:: YOUR INSTRUCTIONS ::
Identify and reproduce every line holding the string "Jeans".

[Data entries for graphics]

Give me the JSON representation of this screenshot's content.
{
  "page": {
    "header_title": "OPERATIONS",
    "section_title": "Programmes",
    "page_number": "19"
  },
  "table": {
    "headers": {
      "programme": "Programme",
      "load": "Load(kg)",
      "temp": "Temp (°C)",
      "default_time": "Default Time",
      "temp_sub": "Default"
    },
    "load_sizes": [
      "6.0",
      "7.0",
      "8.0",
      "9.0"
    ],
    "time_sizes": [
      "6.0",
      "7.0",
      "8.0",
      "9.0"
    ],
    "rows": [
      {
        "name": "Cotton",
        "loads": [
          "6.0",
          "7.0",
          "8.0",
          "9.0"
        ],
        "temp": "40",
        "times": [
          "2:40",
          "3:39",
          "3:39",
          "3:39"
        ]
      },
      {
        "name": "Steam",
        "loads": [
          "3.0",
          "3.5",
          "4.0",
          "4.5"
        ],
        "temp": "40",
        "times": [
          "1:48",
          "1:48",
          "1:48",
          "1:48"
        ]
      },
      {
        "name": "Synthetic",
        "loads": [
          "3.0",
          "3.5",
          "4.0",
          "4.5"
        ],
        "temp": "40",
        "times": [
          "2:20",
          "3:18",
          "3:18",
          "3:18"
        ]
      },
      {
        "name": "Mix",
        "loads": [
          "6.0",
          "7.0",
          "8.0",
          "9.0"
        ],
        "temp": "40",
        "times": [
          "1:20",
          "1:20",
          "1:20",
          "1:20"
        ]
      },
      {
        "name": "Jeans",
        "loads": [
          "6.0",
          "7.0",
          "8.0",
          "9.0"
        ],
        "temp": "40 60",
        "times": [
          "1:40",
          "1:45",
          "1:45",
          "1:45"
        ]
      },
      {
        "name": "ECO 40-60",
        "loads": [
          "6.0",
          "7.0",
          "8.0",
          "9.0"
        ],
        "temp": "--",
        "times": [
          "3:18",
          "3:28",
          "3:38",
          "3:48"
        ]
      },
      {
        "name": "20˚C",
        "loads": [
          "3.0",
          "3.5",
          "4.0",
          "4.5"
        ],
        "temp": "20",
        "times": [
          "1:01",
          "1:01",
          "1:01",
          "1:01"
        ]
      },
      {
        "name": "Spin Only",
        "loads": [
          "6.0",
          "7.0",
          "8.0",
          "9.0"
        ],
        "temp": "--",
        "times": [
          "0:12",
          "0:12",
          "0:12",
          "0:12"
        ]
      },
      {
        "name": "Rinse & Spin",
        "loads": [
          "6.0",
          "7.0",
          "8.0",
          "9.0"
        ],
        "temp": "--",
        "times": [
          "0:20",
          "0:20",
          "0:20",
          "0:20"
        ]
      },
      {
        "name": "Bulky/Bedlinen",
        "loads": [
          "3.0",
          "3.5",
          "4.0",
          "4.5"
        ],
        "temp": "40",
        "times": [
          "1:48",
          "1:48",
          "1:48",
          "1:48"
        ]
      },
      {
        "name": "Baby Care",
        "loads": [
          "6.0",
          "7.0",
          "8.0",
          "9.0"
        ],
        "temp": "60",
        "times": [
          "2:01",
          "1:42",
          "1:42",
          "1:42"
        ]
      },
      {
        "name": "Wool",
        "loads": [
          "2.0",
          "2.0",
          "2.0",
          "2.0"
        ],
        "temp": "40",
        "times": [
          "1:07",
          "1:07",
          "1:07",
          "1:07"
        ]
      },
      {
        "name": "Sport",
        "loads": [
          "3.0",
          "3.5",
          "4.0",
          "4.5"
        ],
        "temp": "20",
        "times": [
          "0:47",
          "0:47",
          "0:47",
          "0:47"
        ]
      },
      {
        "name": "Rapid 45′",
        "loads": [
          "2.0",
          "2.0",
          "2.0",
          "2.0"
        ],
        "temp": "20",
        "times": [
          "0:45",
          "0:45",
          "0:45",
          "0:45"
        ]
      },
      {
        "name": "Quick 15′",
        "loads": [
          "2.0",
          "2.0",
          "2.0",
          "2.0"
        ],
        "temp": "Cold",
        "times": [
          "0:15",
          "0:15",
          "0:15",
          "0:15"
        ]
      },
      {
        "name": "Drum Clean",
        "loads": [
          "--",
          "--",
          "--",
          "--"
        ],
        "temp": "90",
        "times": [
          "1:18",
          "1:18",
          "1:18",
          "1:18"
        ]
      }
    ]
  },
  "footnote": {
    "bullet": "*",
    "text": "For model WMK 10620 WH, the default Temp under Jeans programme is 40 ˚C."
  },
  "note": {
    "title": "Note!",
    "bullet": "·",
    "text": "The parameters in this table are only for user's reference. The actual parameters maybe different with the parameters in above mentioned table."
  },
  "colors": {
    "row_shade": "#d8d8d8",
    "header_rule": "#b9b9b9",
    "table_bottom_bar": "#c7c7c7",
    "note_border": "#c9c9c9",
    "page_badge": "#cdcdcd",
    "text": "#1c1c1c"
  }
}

:: COMPLETED EXERCISE ::
        "name": "Jeans",
    "text": "For model WMK 10620 WH, the default Temp under Jeans programme is 40 ˚C."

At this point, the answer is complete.